▶ _Direction_
All lines featuring the string "Heading" are to be listed.

▶ _Exercise inputs_
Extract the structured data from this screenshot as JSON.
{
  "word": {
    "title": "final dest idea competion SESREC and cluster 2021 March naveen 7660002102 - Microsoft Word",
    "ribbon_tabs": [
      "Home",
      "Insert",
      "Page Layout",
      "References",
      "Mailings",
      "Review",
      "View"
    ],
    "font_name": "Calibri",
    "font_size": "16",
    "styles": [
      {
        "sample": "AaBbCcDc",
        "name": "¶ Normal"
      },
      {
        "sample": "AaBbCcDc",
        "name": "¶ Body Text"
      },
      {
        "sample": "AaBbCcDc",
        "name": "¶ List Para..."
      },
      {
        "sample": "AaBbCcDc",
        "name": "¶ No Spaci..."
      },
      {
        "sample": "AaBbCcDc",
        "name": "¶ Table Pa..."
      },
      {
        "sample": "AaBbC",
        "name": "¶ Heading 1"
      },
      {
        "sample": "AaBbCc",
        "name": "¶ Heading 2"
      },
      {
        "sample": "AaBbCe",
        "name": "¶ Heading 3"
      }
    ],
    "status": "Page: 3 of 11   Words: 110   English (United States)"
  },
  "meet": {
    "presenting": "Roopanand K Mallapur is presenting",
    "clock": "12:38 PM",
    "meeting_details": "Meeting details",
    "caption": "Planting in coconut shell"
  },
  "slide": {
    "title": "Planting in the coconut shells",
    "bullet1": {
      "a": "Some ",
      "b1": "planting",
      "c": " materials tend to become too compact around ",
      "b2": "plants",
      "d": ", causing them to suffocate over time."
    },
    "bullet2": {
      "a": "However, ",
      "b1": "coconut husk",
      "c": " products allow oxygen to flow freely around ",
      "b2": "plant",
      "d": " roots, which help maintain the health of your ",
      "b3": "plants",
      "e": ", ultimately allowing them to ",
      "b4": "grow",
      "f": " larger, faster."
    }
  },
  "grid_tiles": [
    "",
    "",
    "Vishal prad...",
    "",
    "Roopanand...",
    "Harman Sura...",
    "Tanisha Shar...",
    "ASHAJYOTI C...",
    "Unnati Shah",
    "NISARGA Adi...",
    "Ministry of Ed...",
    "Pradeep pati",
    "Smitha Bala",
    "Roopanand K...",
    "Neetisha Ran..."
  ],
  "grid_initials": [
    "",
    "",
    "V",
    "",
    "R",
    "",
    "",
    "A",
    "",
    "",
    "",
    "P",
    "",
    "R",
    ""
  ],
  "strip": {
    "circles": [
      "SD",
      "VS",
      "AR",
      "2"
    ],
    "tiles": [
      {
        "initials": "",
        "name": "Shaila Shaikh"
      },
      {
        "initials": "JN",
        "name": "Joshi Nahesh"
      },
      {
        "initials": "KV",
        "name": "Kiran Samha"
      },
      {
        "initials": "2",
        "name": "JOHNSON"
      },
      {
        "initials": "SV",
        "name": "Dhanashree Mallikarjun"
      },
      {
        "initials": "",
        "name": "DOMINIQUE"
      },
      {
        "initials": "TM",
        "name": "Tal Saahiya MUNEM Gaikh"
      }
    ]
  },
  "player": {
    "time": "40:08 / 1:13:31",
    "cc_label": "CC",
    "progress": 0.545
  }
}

▶ _Full solution_
        "name": "¶ Heading 1"
        "name": "¶ Heading 2"
        "name": "¶ Heading 3"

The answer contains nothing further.